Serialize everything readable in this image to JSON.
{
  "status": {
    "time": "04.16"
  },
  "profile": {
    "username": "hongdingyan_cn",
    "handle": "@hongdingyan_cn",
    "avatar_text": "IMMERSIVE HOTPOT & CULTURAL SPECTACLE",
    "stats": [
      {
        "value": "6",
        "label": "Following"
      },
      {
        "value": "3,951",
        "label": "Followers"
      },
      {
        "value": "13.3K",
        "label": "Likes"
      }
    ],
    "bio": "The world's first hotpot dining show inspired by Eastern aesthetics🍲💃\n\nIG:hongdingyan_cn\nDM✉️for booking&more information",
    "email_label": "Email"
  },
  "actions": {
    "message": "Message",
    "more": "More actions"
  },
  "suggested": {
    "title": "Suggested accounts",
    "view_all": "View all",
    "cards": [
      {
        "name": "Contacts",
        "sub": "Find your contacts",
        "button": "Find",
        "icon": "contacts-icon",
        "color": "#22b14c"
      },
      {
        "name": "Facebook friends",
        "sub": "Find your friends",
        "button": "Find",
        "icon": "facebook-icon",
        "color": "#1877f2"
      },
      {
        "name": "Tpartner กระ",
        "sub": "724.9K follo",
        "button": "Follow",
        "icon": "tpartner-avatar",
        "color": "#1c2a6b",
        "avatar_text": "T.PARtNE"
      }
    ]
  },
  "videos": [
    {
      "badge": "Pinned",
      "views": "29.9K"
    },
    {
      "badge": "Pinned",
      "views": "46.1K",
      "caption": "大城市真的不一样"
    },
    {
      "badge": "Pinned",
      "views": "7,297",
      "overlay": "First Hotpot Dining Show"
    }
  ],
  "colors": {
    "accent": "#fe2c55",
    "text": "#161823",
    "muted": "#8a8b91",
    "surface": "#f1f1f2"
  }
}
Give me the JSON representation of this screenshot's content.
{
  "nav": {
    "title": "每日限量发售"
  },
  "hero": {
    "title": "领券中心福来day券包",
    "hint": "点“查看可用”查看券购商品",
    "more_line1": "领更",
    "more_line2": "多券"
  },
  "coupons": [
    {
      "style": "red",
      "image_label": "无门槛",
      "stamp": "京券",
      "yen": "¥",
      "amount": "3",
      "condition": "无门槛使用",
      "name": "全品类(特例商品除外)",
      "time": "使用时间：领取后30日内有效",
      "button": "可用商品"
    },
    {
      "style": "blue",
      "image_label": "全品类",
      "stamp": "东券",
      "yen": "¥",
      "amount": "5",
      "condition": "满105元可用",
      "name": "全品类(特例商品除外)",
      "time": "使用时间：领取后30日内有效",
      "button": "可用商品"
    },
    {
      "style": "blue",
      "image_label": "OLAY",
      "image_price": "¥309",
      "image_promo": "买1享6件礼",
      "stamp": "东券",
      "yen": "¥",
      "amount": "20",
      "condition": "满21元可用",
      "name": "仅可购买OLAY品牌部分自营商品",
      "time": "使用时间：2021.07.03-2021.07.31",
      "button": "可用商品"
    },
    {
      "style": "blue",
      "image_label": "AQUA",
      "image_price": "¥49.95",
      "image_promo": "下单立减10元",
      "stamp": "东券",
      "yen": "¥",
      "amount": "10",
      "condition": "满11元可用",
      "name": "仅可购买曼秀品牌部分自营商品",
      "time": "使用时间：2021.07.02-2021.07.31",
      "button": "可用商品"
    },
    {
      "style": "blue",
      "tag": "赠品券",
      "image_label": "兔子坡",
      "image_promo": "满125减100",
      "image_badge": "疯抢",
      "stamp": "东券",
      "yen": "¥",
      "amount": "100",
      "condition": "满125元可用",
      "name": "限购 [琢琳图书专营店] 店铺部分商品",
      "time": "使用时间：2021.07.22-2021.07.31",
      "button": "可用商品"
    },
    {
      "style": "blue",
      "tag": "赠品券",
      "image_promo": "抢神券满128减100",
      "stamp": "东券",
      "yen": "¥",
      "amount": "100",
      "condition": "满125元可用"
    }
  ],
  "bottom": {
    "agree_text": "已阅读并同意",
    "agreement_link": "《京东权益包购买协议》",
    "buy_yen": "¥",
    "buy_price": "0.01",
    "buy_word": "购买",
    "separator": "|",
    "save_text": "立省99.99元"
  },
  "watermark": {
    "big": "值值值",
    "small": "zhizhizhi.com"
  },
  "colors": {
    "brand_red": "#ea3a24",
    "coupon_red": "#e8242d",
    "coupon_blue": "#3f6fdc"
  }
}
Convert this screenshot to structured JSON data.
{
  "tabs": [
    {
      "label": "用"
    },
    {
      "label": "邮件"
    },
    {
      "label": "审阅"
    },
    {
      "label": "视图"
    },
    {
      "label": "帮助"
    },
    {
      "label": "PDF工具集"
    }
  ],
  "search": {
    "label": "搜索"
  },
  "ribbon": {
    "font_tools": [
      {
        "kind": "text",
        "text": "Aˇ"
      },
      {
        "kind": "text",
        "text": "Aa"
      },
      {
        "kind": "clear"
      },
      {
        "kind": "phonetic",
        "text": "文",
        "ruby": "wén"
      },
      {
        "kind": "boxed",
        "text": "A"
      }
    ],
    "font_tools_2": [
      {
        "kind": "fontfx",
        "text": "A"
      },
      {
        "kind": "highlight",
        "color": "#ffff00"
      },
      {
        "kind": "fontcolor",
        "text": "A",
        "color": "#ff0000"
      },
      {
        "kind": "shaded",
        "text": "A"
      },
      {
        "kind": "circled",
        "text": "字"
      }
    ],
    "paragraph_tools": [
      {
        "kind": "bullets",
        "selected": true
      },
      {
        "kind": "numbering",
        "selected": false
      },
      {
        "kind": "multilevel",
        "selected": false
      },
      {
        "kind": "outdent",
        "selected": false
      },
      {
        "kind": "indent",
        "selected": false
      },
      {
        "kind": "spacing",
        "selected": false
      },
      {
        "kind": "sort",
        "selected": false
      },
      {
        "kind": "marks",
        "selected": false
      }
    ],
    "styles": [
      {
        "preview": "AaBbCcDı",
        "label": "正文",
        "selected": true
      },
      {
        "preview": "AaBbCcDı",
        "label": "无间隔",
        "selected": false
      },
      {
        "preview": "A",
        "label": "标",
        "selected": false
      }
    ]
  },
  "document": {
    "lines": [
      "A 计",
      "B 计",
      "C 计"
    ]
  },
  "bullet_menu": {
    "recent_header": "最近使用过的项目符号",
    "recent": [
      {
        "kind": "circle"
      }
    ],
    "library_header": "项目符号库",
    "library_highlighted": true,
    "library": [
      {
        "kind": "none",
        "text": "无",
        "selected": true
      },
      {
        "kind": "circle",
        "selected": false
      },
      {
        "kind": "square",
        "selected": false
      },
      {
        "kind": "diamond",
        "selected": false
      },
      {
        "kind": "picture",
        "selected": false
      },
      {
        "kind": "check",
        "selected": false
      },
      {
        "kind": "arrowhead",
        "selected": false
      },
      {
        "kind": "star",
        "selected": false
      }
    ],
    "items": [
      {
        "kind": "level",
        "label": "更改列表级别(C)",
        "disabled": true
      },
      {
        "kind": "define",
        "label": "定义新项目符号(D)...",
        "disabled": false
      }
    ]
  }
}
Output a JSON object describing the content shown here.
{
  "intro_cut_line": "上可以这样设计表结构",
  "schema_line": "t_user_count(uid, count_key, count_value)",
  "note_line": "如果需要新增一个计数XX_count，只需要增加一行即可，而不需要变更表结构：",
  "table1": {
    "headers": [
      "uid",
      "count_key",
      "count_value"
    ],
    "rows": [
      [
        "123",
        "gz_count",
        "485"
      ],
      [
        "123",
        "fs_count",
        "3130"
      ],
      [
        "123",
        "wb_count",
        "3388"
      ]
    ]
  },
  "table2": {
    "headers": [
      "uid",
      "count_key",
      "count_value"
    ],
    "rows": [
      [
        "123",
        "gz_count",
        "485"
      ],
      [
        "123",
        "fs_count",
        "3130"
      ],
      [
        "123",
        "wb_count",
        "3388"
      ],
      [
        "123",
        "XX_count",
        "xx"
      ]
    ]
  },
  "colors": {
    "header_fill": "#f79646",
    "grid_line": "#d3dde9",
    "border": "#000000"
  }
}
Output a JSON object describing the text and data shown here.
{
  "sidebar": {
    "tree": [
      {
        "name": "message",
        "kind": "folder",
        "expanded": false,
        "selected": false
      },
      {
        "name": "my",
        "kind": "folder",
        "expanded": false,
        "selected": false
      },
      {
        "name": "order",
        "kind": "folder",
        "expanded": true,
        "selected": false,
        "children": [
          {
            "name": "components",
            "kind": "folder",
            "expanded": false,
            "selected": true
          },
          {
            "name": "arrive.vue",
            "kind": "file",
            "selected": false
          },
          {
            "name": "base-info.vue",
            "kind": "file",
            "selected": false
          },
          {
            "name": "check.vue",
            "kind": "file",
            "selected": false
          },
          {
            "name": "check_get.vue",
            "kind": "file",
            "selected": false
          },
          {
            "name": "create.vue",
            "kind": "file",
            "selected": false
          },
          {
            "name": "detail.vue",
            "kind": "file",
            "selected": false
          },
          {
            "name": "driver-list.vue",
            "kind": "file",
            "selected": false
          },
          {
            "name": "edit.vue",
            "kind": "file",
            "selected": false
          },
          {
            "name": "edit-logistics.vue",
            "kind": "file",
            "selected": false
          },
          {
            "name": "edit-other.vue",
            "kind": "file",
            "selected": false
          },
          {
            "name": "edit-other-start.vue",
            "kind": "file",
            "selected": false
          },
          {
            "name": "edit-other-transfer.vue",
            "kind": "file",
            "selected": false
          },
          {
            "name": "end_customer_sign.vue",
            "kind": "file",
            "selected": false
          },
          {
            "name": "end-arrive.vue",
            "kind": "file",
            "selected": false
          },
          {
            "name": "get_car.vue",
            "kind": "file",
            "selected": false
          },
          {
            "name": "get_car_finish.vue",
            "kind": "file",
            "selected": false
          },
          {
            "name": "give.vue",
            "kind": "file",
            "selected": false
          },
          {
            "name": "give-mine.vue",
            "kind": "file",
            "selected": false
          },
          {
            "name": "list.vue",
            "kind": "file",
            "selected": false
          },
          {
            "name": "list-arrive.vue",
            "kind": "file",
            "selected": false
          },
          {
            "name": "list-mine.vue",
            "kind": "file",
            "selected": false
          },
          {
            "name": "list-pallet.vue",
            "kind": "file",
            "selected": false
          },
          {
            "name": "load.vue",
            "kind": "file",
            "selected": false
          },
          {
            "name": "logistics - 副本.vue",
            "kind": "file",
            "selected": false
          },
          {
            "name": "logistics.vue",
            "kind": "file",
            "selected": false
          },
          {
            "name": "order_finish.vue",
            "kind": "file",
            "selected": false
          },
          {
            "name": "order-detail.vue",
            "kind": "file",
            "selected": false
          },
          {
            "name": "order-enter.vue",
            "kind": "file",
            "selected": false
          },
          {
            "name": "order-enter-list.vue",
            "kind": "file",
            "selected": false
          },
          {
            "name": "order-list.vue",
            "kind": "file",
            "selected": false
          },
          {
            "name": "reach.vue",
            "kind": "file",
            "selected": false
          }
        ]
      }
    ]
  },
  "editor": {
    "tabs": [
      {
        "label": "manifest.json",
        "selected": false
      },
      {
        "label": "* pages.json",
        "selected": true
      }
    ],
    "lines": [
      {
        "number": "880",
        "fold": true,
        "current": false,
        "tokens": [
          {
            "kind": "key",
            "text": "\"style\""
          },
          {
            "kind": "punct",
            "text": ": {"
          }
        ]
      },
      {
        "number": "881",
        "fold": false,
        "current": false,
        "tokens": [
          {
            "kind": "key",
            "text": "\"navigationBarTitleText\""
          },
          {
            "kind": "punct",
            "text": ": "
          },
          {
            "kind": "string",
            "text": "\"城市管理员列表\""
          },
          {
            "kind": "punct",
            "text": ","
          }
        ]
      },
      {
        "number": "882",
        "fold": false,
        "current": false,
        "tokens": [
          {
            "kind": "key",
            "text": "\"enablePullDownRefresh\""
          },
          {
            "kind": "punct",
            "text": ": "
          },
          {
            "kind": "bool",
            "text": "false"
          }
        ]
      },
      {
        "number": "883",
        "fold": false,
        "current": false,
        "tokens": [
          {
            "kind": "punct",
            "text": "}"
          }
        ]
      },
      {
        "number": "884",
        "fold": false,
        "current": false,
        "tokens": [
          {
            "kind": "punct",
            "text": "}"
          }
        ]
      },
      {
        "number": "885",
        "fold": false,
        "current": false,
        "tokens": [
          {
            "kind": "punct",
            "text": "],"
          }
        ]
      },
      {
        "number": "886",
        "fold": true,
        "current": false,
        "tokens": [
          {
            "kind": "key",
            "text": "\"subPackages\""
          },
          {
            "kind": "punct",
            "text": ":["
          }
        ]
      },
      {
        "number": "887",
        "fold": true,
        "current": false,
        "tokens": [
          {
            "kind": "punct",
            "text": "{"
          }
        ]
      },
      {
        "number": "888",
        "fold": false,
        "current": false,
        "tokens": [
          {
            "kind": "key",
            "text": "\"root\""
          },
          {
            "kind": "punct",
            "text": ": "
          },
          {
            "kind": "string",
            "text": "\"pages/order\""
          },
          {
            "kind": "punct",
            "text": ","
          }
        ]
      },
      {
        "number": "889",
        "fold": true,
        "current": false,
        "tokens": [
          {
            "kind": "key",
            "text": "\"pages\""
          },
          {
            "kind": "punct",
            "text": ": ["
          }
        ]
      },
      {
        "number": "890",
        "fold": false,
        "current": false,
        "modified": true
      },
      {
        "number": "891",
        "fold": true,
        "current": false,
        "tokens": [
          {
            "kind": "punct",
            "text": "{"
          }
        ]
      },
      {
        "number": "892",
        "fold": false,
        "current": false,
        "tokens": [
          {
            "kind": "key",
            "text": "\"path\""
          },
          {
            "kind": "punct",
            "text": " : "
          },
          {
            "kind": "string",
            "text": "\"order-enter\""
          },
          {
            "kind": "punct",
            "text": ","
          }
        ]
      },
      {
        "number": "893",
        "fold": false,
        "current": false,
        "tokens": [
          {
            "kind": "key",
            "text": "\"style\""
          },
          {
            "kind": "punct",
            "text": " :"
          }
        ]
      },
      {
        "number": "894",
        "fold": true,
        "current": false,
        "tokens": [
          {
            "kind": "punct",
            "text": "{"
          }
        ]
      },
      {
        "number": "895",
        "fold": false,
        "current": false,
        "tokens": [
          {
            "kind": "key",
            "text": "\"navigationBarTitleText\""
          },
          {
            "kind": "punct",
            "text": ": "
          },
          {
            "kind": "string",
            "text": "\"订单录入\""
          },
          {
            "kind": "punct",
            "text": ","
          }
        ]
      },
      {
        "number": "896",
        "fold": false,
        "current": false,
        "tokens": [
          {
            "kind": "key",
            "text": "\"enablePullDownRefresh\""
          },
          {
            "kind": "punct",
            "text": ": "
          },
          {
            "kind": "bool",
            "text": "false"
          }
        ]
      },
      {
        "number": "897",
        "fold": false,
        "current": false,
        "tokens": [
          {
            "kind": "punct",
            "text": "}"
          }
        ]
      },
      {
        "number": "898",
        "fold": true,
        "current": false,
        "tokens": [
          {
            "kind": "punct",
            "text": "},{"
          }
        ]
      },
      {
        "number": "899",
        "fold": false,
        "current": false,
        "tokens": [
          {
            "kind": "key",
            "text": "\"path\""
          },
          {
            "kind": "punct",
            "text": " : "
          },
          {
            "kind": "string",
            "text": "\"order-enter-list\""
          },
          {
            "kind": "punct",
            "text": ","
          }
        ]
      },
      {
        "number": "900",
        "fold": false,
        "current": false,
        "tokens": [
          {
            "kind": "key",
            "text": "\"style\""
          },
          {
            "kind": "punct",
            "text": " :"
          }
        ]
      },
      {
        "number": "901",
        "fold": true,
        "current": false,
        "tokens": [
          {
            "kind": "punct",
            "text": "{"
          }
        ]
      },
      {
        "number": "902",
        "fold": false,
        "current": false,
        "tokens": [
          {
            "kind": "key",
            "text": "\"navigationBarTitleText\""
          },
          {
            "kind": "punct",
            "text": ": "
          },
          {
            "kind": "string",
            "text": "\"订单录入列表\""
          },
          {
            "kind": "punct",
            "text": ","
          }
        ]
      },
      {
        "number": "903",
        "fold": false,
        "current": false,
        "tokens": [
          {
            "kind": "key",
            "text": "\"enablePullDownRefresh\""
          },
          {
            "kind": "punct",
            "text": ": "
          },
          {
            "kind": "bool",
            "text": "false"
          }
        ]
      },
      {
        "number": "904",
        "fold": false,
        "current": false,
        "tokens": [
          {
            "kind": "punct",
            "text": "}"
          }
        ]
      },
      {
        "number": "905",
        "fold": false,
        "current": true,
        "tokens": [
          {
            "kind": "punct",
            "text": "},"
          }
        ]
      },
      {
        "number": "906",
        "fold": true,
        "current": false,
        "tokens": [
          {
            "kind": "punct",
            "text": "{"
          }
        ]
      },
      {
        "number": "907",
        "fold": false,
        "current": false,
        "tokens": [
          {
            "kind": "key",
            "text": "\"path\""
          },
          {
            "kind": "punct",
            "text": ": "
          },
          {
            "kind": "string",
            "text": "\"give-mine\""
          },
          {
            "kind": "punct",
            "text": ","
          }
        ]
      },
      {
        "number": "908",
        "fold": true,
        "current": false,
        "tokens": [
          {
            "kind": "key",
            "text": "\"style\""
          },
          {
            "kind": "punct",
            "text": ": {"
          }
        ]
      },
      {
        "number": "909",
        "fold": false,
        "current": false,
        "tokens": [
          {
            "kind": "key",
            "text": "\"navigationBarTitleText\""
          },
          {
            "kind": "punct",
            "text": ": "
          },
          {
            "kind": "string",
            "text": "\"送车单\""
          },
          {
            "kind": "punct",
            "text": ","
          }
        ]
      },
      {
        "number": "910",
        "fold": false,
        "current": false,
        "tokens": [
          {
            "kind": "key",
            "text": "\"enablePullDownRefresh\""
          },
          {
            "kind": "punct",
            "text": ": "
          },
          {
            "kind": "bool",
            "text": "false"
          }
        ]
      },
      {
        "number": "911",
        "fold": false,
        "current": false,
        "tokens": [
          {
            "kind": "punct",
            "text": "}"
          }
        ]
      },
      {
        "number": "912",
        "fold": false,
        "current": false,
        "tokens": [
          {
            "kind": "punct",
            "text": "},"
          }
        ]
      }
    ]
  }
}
——
_WHAT NEEDS TO BE DONE:_
Search the lines above for the string "enter", then show every one that has it.

_ANSWER TO THIS EXERCISE:_
            "name": "order-enter.vue",
            "name": "order-enter-list.vue",
            "text": "\"order-enter\""
            "text": "\"order-enter-list\""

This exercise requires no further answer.